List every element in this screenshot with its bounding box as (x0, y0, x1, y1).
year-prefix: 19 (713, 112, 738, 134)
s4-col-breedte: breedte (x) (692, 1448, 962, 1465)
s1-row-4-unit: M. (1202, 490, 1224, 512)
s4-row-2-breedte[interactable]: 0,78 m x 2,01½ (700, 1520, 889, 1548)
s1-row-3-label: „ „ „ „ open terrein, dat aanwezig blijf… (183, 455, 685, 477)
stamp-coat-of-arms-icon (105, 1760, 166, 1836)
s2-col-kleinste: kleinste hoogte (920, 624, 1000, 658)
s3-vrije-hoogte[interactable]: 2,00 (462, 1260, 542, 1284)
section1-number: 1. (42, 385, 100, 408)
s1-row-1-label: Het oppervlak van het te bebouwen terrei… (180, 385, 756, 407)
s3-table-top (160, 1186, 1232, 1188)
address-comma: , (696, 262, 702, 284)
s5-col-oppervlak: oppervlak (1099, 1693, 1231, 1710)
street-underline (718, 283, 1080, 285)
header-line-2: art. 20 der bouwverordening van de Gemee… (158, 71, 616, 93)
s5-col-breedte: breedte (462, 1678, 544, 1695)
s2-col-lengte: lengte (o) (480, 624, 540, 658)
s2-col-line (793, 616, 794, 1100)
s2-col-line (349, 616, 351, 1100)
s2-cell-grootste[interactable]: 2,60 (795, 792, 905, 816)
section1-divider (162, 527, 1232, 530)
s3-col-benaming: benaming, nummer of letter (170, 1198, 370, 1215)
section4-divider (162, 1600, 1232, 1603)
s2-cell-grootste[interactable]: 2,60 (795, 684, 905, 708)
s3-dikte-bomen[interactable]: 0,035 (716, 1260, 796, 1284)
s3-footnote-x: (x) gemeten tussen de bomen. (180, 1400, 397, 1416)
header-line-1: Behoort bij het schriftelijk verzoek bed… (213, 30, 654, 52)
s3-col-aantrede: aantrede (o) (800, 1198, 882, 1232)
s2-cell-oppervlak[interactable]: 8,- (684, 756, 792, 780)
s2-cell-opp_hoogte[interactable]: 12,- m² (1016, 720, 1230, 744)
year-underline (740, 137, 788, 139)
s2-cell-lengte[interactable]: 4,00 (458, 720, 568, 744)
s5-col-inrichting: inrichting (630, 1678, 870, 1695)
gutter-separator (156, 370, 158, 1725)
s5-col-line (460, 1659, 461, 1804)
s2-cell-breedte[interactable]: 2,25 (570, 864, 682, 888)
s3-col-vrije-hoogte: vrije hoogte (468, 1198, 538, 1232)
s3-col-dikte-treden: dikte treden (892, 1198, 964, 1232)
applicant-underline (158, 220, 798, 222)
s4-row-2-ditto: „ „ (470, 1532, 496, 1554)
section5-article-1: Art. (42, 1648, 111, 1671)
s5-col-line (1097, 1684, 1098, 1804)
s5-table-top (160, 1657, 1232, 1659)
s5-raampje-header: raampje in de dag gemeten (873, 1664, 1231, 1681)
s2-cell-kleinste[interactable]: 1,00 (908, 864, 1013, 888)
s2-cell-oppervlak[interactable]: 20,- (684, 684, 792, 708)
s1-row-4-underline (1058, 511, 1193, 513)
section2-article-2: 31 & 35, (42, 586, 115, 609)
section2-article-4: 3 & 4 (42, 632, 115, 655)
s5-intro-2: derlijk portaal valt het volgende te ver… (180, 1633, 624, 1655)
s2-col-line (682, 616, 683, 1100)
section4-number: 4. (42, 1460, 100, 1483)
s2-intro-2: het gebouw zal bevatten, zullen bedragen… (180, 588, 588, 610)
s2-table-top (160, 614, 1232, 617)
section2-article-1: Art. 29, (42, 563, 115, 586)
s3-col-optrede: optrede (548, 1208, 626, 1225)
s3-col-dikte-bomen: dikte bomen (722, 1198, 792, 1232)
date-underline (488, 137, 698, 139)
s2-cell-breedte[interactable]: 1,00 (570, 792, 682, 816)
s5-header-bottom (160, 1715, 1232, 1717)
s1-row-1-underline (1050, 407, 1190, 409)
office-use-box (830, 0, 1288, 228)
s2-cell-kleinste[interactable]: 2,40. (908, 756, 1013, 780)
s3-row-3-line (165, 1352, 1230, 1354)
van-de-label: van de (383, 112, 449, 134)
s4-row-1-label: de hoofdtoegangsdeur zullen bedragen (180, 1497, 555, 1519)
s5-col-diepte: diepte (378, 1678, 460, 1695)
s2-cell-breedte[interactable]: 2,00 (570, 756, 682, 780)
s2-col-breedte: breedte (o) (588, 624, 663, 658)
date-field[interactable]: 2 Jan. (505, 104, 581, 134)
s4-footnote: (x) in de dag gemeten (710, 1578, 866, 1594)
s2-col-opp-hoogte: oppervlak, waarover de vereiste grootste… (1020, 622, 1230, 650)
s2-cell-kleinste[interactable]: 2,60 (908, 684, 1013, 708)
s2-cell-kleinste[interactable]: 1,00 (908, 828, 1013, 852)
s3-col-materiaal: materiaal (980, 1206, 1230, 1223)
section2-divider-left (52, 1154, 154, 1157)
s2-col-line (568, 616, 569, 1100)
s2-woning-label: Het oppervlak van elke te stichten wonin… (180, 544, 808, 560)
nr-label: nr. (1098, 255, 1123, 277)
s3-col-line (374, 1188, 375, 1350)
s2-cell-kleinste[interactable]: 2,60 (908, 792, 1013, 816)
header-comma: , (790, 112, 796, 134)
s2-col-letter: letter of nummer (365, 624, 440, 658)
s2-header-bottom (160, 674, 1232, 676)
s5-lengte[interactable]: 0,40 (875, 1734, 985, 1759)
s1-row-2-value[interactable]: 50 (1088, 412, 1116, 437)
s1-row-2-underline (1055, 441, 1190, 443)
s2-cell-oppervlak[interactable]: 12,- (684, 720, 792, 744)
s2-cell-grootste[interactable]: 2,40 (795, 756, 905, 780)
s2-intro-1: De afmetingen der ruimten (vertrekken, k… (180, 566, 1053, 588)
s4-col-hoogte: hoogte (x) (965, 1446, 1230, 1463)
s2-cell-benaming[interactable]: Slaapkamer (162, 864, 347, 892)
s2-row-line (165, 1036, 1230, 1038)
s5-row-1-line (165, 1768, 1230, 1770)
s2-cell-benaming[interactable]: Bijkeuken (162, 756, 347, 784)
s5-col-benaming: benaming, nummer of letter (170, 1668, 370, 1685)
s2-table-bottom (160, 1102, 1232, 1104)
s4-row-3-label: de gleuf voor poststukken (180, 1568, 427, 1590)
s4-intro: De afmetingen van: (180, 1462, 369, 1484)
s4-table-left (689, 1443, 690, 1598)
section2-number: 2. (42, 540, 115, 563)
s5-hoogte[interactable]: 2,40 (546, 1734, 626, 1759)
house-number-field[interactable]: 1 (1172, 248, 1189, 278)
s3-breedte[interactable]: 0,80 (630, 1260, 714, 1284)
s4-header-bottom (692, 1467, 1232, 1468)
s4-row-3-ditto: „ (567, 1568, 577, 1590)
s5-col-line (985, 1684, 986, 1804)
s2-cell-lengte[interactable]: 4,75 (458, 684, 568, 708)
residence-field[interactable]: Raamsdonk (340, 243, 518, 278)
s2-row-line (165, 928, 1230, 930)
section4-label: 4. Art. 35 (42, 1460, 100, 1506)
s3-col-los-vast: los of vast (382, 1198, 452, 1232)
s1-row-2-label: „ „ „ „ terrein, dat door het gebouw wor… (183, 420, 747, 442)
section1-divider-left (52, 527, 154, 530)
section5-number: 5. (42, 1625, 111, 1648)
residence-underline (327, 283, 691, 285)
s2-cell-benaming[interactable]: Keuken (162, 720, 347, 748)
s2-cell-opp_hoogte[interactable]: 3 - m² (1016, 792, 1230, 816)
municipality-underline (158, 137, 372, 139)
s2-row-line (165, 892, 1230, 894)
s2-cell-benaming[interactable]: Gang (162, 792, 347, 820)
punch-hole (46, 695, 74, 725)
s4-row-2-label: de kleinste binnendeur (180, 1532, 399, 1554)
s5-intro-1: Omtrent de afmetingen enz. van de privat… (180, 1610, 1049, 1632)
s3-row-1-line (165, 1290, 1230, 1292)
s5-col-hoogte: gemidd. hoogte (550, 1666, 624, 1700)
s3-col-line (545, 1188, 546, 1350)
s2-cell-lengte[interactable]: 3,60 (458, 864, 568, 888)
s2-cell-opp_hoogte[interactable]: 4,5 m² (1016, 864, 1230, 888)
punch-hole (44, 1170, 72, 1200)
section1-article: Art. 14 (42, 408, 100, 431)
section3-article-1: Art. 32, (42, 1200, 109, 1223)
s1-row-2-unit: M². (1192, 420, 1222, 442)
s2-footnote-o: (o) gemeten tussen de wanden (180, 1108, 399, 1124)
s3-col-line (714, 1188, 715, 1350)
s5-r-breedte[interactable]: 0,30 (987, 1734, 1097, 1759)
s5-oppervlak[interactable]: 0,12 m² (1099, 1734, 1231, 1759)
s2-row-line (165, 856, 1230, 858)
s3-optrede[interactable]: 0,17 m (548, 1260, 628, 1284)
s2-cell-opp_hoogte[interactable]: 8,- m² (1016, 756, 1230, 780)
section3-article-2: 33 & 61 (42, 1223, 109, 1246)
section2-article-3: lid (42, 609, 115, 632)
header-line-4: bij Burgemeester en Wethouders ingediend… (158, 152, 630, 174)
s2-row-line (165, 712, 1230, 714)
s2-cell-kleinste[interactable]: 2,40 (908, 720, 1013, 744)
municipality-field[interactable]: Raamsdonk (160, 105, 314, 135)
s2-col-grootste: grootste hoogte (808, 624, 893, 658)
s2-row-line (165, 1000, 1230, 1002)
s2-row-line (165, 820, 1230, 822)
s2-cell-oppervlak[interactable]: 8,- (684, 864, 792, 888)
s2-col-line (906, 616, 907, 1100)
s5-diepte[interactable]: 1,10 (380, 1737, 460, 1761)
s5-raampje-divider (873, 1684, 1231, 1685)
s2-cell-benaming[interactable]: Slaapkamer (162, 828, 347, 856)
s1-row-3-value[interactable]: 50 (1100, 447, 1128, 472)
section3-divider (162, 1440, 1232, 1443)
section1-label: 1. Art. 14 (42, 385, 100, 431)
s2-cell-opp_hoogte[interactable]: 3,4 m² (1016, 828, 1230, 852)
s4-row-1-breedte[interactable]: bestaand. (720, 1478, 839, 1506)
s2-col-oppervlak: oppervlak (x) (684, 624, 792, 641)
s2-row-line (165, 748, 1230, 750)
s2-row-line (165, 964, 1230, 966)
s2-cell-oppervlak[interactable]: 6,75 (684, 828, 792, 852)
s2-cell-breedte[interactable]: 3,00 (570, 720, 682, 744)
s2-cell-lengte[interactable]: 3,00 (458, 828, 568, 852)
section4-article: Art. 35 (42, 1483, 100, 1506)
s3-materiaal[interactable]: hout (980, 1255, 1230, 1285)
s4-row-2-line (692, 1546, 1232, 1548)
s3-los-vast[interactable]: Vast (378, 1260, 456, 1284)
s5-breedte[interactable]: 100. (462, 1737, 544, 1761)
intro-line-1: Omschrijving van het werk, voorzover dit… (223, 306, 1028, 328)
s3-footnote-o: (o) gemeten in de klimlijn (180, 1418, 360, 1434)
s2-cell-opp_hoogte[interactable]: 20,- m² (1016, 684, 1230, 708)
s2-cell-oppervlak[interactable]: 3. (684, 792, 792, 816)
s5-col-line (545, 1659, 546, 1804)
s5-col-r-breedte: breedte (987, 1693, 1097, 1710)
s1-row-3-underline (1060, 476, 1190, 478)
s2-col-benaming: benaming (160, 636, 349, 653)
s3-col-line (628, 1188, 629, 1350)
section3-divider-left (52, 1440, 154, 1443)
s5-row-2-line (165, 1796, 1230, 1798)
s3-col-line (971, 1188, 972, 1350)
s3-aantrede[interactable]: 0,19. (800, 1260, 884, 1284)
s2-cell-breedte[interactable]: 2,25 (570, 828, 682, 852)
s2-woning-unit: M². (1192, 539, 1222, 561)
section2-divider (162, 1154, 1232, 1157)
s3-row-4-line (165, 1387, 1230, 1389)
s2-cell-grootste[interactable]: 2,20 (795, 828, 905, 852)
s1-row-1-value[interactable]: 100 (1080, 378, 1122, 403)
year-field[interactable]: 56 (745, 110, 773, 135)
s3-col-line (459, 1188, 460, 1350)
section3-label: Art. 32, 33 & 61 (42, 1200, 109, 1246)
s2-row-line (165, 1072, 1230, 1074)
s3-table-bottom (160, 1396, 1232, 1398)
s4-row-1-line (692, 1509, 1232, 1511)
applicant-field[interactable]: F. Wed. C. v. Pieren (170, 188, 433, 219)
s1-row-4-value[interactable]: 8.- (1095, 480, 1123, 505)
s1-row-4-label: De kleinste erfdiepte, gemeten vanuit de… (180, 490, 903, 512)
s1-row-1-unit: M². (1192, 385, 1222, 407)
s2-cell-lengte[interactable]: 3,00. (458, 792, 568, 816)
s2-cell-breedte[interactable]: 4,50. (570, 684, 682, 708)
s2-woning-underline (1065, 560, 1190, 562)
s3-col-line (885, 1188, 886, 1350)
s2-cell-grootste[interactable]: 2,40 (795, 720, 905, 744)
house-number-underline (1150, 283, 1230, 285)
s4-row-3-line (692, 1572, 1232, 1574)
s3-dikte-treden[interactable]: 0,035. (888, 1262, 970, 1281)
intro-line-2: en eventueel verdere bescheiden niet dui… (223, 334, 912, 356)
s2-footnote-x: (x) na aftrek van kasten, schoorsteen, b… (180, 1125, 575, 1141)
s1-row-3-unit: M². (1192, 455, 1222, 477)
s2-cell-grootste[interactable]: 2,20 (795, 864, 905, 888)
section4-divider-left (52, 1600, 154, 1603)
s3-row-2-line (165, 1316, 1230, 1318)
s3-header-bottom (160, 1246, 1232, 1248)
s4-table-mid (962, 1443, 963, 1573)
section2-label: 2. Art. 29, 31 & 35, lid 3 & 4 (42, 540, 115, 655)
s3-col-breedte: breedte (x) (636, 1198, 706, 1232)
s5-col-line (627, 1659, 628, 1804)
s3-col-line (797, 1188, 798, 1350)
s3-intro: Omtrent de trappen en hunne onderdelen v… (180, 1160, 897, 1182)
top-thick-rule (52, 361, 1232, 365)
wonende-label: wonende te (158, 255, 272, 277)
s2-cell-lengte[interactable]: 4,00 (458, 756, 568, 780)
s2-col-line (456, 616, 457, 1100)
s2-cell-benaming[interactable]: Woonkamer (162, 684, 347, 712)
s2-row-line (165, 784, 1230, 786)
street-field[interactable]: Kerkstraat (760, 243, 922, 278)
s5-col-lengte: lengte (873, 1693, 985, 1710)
....
> _REQUIREMENTS_
Put the material, from its first line through the line that contains "header-line-2: art. 20", both included, into a Markdown table with the columns Row and Line. Number each row and leave out blank lines.

> _EXERCISE RESPONSE_
| Row | Line |
|---|---|
| 1 | List every element in this screenshot with its bounding box as (x0, y0, x1, y1). |
| 2 | year-prefix: 19 (713, 112, 738, 134) |
| 3 | s4-col-breedte: breedte (x) (692, 1448, 962, 1465) |
| 4 | s1-row-4-unit: M. (1202, 490, 1224, 512) |
| 5 | s4-row-2-breedte[interactable]: 0,78 m x 2,01½ (700, 1520, 889, 1548) |
| 6 | s1-row-3-label: „ „ „ „ open terrein, dat aanwezig blijf… (183, 455, 685, 477) |
| 7 | stamp-coat-of-arms-icon (105, 1760, 166, 1836) |
| 8 | s2-col-kleinste: kleinste hoogte (920, 624, 1000, 658) |
| 9 | s3-vrije-hoogte[interactable]: 2,00 (462, 1260, 542, 1284) |
| 10 | section1-number: 1. (42, 385, 100, 408) |
| 11 | s1-row-1-label: Het oppervlak van het te bebouwen terrei… (180, 385, 756, 407) |
| 12 | s3-table-top (160, 1186, 1232, 1188) |
| 13 | address-comma: , (696, 262, 702, 284) |
| 14 | s5-col-oppervlak: oppervlak (1099, 1693, 1231, 1710) |
| 15 | street-underline (718, 283, 1080, 285) |
| 16 | header-line-2: art. 20 der bouwverordening van de Gemee… (158, 71, 616, 93) |